[Data records]
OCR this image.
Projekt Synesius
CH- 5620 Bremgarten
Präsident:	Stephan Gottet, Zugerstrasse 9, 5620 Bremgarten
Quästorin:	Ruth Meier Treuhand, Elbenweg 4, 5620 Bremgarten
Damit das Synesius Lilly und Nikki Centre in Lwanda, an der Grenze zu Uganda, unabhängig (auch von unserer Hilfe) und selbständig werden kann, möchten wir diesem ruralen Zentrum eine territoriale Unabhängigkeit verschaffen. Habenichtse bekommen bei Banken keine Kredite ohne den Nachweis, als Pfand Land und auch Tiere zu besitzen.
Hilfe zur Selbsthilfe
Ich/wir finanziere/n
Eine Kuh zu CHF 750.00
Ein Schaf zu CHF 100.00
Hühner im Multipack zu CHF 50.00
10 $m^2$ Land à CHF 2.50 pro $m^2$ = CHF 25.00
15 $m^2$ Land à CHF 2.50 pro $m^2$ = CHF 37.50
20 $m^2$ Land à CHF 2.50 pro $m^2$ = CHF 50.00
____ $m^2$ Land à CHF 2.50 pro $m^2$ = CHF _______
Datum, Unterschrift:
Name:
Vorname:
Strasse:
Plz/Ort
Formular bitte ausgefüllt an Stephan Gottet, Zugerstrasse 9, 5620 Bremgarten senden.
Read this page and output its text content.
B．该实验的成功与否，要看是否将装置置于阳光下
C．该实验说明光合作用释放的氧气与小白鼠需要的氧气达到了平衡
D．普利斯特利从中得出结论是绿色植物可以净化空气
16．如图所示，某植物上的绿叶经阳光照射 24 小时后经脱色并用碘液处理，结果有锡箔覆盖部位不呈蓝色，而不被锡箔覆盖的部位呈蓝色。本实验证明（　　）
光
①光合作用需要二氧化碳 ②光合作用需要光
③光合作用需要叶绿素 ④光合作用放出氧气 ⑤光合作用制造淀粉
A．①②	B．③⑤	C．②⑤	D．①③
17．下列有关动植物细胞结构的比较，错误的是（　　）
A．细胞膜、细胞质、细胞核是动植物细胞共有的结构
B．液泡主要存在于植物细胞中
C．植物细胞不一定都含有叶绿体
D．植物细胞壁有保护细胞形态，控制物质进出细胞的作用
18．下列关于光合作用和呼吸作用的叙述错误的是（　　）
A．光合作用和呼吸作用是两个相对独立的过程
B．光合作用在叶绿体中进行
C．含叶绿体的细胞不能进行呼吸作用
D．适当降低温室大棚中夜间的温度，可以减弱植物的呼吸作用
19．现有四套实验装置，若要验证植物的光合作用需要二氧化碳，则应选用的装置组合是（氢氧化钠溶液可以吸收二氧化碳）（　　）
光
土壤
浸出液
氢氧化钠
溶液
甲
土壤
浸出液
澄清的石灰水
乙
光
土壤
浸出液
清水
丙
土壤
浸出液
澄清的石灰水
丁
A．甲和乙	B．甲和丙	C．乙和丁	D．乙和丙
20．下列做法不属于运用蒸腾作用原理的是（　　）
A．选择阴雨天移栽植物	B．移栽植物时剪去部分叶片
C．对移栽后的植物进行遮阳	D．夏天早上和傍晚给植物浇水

> **Task goal**
Output all of the data again, exactly.

> **Task answer**
OCR this image.
Projekt Synesius
CH- 5620 Bremgarten
Präsident:	Stephan Gottet, Zugerstrasse 9, 5620 Bremgarten
Quästorin:	Ruth Meier Treuhand, Elbenweg 4, 5620 Bremgarten
Damit das Synesius Lilly und Nikki Centre in Lwanda, an der Grenze zu Uganda, unabhängig (auch von unserer Hilfe) und selbständig werden kann, möchten wir diesem ruralen Zentrum eine territoriale Unabhängigkeit verschaffen. Habenichtse bekommen bei Banken keine Kredite ohne den Nachweis, als Pfand Land und auch Tiere zu besitzen.
Hilfe zur Selbsthilfe
Ich/wir finanziere/n
Eine Kuh zu CHF 750.00
Ein Schaf zu CHF 100.00
Hühner im Multipack zu CHF 50.00
10 $m^2$ Land à CHF 2.50 pro $m^2$ = CHF 25.00
15 $m^2$ Land à CHF 2.50 pro $m^2$ = CHF 37.50
20 $m^2$ Land à CHF 2.50 pro $m^2$ = CHF 50.00
____ $m^2$ Land à CHF 2.50 pro $m^2$ = CHF _______
Datum, Unterschrift:
Name:
Vorname:
Strasse:
Plz/Ort
Formular bitte ausgefüllt an Stephan Gottet, Zugerstrasse 9, 5620 Bremgarten senden.
Read this page and output its text content.
B．该实验的成功与否，要看是否将装置置于阳光下
C．该实验说明光合作用释放的氧气与小白鼠需要的氧气达到了平衡
D．普利斯特利从中得出结论是绿色植物可以净化空气
16．如图所示，某植物上的绿叶经阳光照射 24 小时后经脱色并用碘液处理，结果有锡箔覆盖部位不呈蓝色，而不被锡箔覆盖的部位呈蓝色。本实验证明（　　）
光
①光合作用需要二氧化碳 ②光合作用需要光
③光合作用需要叶绿素 ④光合作用放出氧气 ⑤光合作用制造淀粉
A．①②	B．③⑤	C．②⑤	D．①③
17．下列有关动植物细胞结构的比较，错误的是（　　）
A．细胞膜、细胞质、细胞核是动植物细胞共有的结构
B．液泡主要存在于植物细胞中
C．植物细胞不一定都含有叶绿体
D．植物细胞壁有保护细胞形态，控制物质进出细胞的作用
18．下列关于光合作用和呼吸作用的叙述错误的是（　　）
A．光合作用和呼吸作用是两个相对独立的过程
B．光合作用在叶绿体中进行
C．含叶绿体的细胞不能进行呼吸作用
D．适当降低温室大棚中夜间的温度，可以减弱植物的呼吸作用
19．现有四套实验装置，若要验证植物的光合作用需要二氧化碳，则应选用的装置组合是（氢氧化钠溶液可以吸收二氧化碳）（　　）
光
土壤
浸出液
氢氧化钠
溶液
甲
土壤
浸出液
澄清的石灰水
乙
光
土壤
浸出液
清水
丙
土壤
浸出液
澄清的石灰水
丁
A．甲和乙	B．甲和丙	C．乙和丁	D．乙和丙
20．下列做法不属于运用蒸腾作用原理的是（　　）
A．选择阴雨天移栽植物	B．移栽植物时剪去部分叶片
C．对移栽后的植物进行遮阳	D．夏天早上和傍晚给植物浇水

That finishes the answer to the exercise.